↓
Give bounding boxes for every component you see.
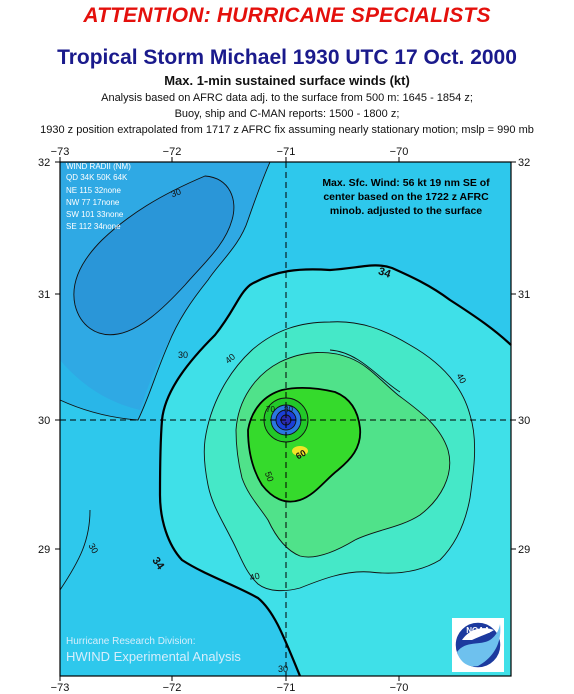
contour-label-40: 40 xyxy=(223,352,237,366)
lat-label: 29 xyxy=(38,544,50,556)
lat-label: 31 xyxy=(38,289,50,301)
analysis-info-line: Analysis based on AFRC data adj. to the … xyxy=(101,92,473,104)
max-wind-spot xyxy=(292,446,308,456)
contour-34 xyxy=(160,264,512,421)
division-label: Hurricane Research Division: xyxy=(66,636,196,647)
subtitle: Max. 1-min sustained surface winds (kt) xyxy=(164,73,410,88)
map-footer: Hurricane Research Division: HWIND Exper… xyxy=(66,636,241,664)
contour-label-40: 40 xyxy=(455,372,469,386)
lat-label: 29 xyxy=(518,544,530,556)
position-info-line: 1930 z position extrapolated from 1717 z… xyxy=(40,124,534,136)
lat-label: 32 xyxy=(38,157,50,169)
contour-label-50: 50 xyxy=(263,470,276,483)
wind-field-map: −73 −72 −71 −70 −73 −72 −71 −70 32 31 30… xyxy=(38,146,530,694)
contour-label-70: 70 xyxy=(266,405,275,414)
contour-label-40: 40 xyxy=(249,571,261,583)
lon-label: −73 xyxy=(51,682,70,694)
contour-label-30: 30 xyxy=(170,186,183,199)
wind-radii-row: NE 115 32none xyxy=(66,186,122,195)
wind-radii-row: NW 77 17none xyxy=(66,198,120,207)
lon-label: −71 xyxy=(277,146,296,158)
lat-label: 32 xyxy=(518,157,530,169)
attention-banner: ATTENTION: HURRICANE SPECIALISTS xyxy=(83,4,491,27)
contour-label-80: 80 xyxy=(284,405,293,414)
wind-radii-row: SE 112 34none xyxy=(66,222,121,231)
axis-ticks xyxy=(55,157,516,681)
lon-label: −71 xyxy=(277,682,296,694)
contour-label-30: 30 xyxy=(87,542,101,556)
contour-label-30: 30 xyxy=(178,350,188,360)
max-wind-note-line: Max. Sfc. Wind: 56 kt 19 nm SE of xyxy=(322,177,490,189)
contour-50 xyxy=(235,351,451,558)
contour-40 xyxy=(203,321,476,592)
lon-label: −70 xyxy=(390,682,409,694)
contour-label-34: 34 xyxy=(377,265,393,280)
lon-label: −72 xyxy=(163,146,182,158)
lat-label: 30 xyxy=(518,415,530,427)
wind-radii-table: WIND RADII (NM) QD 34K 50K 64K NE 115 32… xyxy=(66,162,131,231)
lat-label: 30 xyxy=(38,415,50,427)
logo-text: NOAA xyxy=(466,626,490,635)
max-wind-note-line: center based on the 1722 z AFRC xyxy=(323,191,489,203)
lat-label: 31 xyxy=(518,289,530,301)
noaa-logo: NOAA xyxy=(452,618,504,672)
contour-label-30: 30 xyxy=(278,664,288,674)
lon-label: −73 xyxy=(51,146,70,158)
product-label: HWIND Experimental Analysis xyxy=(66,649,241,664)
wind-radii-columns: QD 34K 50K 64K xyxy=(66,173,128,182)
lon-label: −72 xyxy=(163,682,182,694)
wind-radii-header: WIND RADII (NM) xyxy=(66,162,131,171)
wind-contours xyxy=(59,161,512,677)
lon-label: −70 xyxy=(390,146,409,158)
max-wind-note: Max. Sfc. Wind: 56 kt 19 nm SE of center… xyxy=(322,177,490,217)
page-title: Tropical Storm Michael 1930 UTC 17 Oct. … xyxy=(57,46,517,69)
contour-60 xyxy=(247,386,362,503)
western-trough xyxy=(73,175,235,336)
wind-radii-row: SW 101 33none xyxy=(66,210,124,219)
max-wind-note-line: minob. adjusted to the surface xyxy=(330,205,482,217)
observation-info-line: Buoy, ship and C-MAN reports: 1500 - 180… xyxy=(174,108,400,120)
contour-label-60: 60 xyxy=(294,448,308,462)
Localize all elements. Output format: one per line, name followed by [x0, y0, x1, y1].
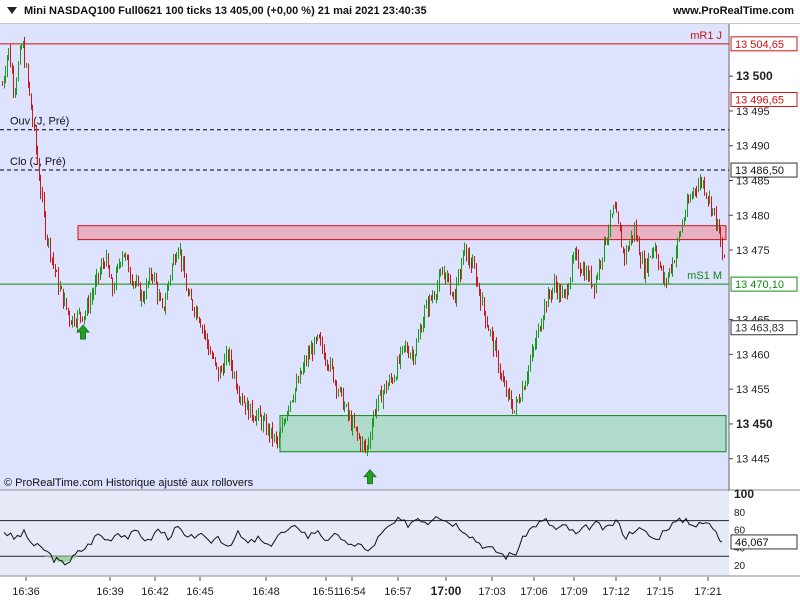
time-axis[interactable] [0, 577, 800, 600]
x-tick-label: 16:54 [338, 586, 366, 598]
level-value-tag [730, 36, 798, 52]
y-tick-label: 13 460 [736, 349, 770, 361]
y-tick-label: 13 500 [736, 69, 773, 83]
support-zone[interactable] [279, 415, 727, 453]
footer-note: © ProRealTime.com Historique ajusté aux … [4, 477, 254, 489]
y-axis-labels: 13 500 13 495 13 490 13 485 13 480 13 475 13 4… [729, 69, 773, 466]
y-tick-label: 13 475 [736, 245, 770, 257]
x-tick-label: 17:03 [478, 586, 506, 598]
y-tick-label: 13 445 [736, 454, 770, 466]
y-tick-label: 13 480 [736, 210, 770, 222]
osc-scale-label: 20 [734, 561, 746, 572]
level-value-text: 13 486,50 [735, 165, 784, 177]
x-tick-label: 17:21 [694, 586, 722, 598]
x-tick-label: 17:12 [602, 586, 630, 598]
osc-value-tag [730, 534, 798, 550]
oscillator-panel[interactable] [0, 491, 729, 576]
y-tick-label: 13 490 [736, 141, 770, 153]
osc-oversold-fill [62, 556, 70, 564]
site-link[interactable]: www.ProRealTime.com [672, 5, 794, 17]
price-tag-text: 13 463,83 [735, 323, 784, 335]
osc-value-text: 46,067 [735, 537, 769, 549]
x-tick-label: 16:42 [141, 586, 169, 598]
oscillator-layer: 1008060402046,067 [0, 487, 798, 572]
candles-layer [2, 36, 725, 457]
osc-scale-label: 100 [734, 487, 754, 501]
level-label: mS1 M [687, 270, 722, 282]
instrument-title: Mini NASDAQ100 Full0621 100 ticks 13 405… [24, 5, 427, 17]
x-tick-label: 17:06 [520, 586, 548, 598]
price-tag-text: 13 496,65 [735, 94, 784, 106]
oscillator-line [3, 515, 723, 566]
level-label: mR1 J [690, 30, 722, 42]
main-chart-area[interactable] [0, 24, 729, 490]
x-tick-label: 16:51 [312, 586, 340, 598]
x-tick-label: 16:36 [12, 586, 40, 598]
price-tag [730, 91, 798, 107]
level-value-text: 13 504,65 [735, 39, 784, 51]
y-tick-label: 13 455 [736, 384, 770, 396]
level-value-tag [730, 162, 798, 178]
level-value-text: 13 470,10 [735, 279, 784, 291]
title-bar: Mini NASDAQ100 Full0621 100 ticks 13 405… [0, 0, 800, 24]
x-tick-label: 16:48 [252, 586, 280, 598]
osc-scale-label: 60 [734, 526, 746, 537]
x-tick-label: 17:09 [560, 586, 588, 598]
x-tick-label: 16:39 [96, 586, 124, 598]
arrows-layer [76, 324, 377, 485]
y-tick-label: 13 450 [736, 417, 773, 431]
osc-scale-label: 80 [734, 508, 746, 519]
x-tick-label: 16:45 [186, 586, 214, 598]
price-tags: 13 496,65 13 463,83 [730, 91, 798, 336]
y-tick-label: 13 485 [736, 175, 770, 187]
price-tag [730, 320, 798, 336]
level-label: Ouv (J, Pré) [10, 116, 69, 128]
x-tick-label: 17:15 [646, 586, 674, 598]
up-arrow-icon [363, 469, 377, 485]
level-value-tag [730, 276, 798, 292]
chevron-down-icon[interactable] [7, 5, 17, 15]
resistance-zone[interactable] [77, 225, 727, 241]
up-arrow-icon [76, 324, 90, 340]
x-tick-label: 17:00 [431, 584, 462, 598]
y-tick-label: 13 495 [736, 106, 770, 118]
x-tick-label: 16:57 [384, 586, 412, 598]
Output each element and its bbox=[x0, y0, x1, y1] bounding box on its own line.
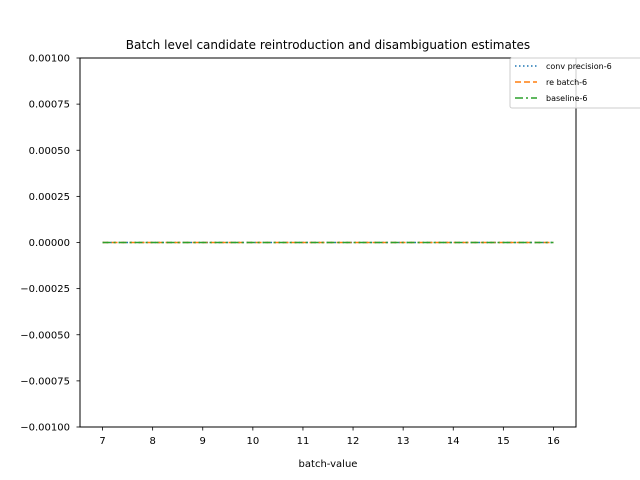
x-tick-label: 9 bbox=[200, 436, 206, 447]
↑
▸ Aim of the task: Revise the entries above by changing every "lat-label" to "latitude-label", leaving everything else as it is. Omit the pictures from your output.

▸ Written answer:
Give bounding boxes for every component you see.
contour-label-40: 40 xyxy=(223,352,237,366)
latitude-label: 29 xyxy=(38,544,50,556)
latitude-label: 31 xyxy=(38,289,50,301)
analysis-info-line: Analysis based on AFRC data adj. to the … xyxy=(101,92,473,104)
max-wind-spot xyxy=(292,446,308,456)
contour-34 xyxy=(160,264,512,421)
division-label: Hurricane Research Division: xyxy=(66,636,196,647)
subtitle: Max. 1-min sustained surface winds (kt) xyxy=(164,73,410,88)
map-footer: Hurricane Research Division: HWIND Exper… xyxy=(66,636,241,664)
contour-label-40: 40 xyxy=(455,372,469,386)
latitude-label: 29 xyxy=(518,544,530,556)
position-info-line: 1930 z position extrapolated from 1717 z… xyxy=(40,124,534,136)
latitude-label: 32 xyxy=(38,157,50,169)
contour-label-50: 50 xyxy=(263,470,276,483)
wind-field-map: −73 −72 −71 −70 −73 −72 −71 −70 32 31 30… xyxy=(38,146,530,694)
contour-label-70: 70 xyxy=(266,405,275,414)
contour-label-40: 40 xyxy=(249,571,261,583)
lon-label: −73 xyxy=(51,682,70,694)
contour-label-30: 30 xyxy=(170,186,183,199)
wind-radii-row: NE 115 32none xyxy=(66,186,122,195)
wind-radii-row: NW 77 17none xyxy=(66,198,120,207)
lon-label: −71 xyxy=(277,146,296,158)
latitude-label: 32 xyxy=(518,157,530,169)
attention-banner: ATTENTION: HURRICANE SPECIALISTS xyxy=(83,4,491,27)
contour-label-80: 80 xyxy=(284,405,293,414)
wind-radii-row: SE 112 34none xyxy=(66,222,121,231)
axis-ticks xyxy=(55,157,516,681)
lon-label: −71 xyxy=(277,682,296,694)
contour-label-30: 30 xyxy=(87,542,101,556)
contour-label-30: 30 xyxy=(178,350,188,360)
max-wind-note-line: Max. Sfc. Wind: 56 kt 19 nm SE of xyxy=(322,177,490,189)
contour-50 xyxy=(235,351,451,558)
contour-40 xyxy=(203,321,476,592)
lon-label: −70 xyxy=(390,682,409,694)
contour-label-34: 34 xyxy=(377,265,393,280)
lon-label: −72 xyxy=(163,146,182,158)
latitude-label: 30 xyxy=(518,415,530,427)
wind-radii-table: WIND RADII (NM) QD 34K 50K 64K NE 115 32… xyxy=(66,162,131,231)
latitude-label: 30 xyxy=(38,415,50,427)
logo-text: NOAA xyxy=(466,626,490,635)
max-wind-note-line: center based on the 1722 z AFRC xyxy=(323,191,489,203)
latitude-label: 31 xyxy=(518,289,530,301)
noaa-logo: NOAA xyxy=(452,618,504,672)
contour-label-30: 30 xyxy=(278,664,288,674)
lon-label: −73 xyxy=(51,146,70,158)
product-label: HWIND Experimental Analysis xyxy=(66,649,241,664)
wind-radii-columns: QD 34K 50K 64K xyxy=(66,173,128,182)
lon-label: −72 xyxy=(163,682,182,694)
wind-radii-header: WIND RADII (NM) xyxy=(66,162,131,171)
wind-contours xyxy=(59,161,512,677)
lon-label: −70 xyxy=(390,146,409,158)
max-wind-note: Max. Sfc. Wind: 56 kt 19 nm SE of center… xyxy=(322,177,490,217)
page-title: Tropical Storm Michael 1930 UTC 17 Oct. … xyxy=(57,46,517,69)
contour-60 xyxy=(247,386,362,503)
western-trough xyxy=(73,175,235,336)
wind-radii-row: SW 101 33none xyxy=(66,210,124,219)
max-wind-note-line: minob. adjusted to the surface xyxy=(330,205,482,217)
observation-info-line: Buoy, ship and C-MAN reports: 1500 - 180… xyxy=(174,108,400,120)
contour-label-60: 60 xyxy=(294,448,308,462)
Localize all elements. Output format: one per line, name followed by [x0, y0, x1, y1].
time-axis[interactable] [0, 577, 800, 600]
x-tick-label: 16:54 [338, 586, 366, 598]
level-value-tag [730, 36, 798, 52]
y-tick-label: 13 460 [736, 349, 770, 361]
y-tick-label: 13 500 [736, 69, 773, 83]
support-zone[interactable] [279, 415, 727, 453]
footer-note: © ProRealTime.com Historique ajusté aux … [4, 477, 254, 489]
y-axis-labels: 13 500 13 495 13 490 13 485 13 480 13 475 13 4… [729, 69, 773, 466]
y-tick-label: 13 475 [736, 245, 770, 257]
x-tick-label: 17:03 [478, 586, 506, 598]
y-tick-label: 13 445 [736, 454, 770, 466]
y-tick-label: 13 480 [736, 210, 770, 222]
osc-scale-label: 20 [734, 561, 746, 572]
level-value-text: 13 486,50 [735, 165, 784, 177]
x-tick-label: 17:21 [694, 586, 722, 598]
x-tick-label: 17:12 [602, 586, 630, 598]
osc-value-tag [730, 534, 798, 550]
oscillator-panel[interactable] [0, 491, 729, 576]
y-tick-label: 13 490 [736, 141, 770, 153]
osc-oversold-fill [62, 556, 70, 564]
site-link[interactable]: www.ProRealTime.com [672, 5, 794, 17]
price-tag-text: 13 463,83 [735, 323, 784, 335]
osc-value-text: 46,067 [735, 537, 769, 549]
x-tick-label: 16:42 [141, 586, 169, 598]
oscillator-layer: 1008060402046,067 [0, 487, 798, 572]
candles-layer [2, 36, 725, 457]
osc-scale-label: 100 [734, 487, 754, 501]
level-label: mS1 M [687, 270, 722, 282]
instrument-title: Mini NASDAQ100 Full0621 100 ticks 13 405… [24, 5, 427, 17]
x-tick-label: 17:06 [520, 586, 548, 598]
price-tag-text: 13 496,65 [735, 94, 784, 106]
oscillator-line [3, 515, 723, 566]
level-label: mR1 J [690, 30, 722, 42]
main-chart-area[interactable] [0, 24, 729, 490]
x-tick-label: 16:51 [312, 586, 340, 598]
x-tick-label: 16:36 [12, 586, 40, 598]
price-tag [730, 91, 798, 107]
level-value-text: 13 504,65 [735, 39, 784, 51]
y-tick-label: 13 455 [736, 384, 770, 396]
level-value-tag [730, 162, 798, 178]
level-value-text: 13 470,10 [735, 279, 784, 291]
title-bar: Mini NASDAQ100 Full0621 100 ticks 13 405… [0, 0, 800, 24]
x-tick-label: 16:48 [252, 586, 280, 598]
osc-scale-label: 60 [734, 526, 746, 537]
x-tick-label: 17:09 [560, 586, 588, 598]
x-tick-label: 16:39 [96, 586, 124, 598]
arrows-layer [76, 324, 377, 485]
y-tick-label: 13 450 [736, 417, 773, 431]
osc-scale-label: 80 [734, 508, 746, 519]
x-tick-label: 16:45 [186, 586, 214, 598]
price-tags: 13 496,65 13 463,83 [730, 91, 798, 336]
y-tick-label: 13 485 [736, 175, 770, 187]
price-tag [730, 320, 798, 336]
level-label: Ouv (J, Pré) [10, 116, 69, 128]
x-tick-label: 17:15 [646, 586, 674, 598]
up-arrow-icon [363, 469, 377, 485]
level-value-tag [730, 276, 798, 292]
chevron-down-icon[interactable] [7, 5, 17, 15]
resistance-zone[interactable] [77, 225, 727, 241]
up-arrow-icon [76, 324, 90, 340]
x-tick-label: 17:00 [431, 584, 462, 598]
y-tick-label: 13 495 [736, 106, 770, 118]
x-tick-label: 16:57 [384, 586, 412, 598]
Output each element and its bbox=[x0, y0, x1, y1] bounding box on its own line.
x-tick-label: 9 bbox=[200, 436, 206, 447]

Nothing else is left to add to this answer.